(What you have to do): How many lines of the entries below include the word "walking"? Answer with the number alone.

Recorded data
————————
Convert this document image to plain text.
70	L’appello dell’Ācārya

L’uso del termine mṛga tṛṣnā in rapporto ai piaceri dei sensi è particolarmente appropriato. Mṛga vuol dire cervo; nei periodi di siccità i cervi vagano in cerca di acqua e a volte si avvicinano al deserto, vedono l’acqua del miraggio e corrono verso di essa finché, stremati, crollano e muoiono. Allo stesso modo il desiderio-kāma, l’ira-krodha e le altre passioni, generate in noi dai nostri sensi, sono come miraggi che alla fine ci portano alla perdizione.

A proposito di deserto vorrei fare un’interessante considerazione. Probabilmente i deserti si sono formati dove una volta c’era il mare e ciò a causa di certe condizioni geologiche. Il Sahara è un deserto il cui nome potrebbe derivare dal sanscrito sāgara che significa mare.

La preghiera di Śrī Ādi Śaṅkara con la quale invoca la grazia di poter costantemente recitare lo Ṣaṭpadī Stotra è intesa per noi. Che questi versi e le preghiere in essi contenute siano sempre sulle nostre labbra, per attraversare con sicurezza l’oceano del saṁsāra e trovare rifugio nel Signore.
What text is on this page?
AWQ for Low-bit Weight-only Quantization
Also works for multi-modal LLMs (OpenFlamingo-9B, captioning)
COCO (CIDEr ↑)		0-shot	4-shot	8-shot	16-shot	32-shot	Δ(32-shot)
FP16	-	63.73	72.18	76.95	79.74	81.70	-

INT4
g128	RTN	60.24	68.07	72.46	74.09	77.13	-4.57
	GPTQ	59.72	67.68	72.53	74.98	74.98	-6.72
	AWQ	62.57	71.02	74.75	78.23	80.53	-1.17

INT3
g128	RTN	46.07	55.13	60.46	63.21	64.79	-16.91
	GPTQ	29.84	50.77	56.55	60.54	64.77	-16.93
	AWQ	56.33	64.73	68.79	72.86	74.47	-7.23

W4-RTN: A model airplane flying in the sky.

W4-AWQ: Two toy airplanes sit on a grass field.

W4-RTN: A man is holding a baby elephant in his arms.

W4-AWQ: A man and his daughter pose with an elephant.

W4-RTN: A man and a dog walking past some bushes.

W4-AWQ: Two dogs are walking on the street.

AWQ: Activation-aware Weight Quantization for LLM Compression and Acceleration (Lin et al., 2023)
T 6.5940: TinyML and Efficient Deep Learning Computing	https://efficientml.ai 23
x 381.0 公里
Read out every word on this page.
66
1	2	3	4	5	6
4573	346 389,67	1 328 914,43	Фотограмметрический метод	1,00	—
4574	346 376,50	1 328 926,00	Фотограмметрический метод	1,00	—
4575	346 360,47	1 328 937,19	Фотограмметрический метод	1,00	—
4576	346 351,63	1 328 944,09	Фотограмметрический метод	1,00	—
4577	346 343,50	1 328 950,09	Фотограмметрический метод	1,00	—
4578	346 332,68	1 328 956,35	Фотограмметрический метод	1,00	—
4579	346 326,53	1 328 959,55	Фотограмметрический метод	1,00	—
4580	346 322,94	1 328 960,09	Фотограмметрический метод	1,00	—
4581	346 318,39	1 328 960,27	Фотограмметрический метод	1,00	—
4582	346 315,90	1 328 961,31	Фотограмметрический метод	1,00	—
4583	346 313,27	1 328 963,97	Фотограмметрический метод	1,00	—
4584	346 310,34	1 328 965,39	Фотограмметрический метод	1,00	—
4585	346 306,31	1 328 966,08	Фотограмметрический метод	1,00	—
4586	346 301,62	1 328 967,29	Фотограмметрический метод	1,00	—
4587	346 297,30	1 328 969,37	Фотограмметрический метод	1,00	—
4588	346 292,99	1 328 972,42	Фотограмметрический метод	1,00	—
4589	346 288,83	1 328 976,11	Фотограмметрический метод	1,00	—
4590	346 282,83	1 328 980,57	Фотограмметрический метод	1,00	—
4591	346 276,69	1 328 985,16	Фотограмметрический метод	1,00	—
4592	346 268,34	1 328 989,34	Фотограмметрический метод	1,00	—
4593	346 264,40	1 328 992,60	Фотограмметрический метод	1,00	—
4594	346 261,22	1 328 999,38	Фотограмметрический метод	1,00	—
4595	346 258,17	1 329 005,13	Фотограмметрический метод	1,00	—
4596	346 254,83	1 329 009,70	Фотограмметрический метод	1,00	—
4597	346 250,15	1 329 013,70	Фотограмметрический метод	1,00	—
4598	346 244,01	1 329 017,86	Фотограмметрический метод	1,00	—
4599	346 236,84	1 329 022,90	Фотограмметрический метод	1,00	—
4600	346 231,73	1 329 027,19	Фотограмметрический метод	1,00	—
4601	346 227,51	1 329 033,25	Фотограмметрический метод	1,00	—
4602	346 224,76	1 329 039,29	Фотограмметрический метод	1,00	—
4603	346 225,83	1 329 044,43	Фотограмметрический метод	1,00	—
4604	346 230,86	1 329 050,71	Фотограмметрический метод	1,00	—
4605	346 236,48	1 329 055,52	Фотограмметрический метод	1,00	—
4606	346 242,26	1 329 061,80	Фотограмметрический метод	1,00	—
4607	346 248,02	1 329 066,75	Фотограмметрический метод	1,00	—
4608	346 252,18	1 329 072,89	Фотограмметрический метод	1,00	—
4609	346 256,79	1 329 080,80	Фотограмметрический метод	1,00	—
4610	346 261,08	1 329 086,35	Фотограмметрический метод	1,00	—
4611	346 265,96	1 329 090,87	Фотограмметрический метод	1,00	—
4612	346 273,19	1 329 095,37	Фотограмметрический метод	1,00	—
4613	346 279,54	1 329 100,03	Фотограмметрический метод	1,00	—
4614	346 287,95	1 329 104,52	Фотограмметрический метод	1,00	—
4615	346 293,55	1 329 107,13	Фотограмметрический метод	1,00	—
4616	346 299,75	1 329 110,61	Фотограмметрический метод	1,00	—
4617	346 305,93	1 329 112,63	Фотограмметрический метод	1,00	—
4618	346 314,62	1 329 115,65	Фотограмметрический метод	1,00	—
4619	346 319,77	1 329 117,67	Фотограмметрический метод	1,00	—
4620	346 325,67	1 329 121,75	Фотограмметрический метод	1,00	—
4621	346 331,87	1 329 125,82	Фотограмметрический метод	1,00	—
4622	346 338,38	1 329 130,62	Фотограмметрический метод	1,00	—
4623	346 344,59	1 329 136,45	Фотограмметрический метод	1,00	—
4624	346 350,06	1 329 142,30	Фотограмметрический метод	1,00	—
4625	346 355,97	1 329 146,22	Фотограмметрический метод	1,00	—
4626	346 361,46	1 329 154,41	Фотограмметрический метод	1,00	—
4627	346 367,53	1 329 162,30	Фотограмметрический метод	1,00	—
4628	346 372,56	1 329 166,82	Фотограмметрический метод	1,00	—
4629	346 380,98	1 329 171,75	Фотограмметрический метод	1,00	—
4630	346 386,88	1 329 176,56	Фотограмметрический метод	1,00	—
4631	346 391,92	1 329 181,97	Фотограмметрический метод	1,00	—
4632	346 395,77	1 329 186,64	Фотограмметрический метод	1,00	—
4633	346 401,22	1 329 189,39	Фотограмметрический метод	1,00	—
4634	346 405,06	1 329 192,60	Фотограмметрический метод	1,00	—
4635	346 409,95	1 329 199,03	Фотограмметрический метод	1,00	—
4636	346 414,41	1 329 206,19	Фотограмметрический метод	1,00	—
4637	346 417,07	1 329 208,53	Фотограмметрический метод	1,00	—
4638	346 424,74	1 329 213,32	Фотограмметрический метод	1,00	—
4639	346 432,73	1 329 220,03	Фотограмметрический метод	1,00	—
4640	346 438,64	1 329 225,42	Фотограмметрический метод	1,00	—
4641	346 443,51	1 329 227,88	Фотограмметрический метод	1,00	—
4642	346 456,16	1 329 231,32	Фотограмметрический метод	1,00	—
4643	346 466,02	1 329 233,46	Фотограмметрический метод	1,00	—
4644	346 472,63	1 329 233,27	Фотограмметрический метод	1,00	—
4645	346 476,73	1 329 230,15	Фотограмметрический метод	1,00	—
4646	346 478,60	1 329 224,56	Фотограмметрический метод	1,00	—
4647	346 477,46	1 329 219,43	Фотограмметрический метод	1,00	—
————————
(Solved problem): 2